▶ **THE TASK**
Give back a single number, the count of lines containing the word "调查结果显示".

Data records:
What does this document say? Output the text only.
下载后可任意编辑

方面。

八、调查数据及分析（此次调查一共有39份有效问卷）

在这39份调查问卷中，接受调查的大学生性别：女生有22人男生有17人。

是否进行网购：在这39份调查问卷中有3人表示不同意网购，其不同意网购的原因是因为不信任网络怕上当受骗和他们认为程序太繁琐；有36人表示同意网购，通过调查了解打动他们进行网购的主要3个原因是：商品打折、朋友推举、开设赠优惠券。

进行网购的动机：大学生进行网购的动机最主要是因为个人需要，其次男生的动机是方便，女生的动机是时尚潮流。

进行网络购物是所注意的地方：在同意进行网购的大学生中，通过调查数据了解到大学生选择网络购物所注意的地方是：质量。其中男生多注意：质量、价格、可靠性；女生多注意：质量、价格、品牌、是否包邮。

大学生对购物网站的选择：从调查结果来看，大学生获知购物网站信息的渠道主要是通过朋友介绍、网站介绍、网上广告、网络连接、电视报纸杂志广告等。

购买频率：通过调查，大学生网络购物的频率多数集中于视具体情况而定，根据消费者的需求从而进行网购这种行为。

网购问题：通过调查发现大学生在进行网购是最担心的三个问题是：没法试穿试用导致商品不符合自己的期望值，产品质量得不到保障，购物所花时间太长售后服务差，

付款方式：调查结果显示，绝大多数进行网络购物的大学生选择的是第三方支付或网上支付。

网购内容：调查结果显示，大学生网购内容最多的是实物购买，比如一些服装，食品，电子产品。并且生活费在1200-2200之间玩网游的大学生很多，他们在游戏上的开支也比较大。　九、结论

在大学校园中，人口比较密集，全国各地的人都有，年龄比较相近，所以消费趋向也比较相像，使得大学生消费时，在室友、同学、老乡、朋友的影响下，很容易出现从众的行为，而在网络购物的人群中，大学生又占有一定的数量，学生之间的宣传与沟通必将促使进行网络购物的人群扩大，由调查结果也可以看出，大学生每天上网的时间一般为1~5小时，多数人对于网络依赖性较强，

▶ **ANSWER TO THE EXERCISE**
2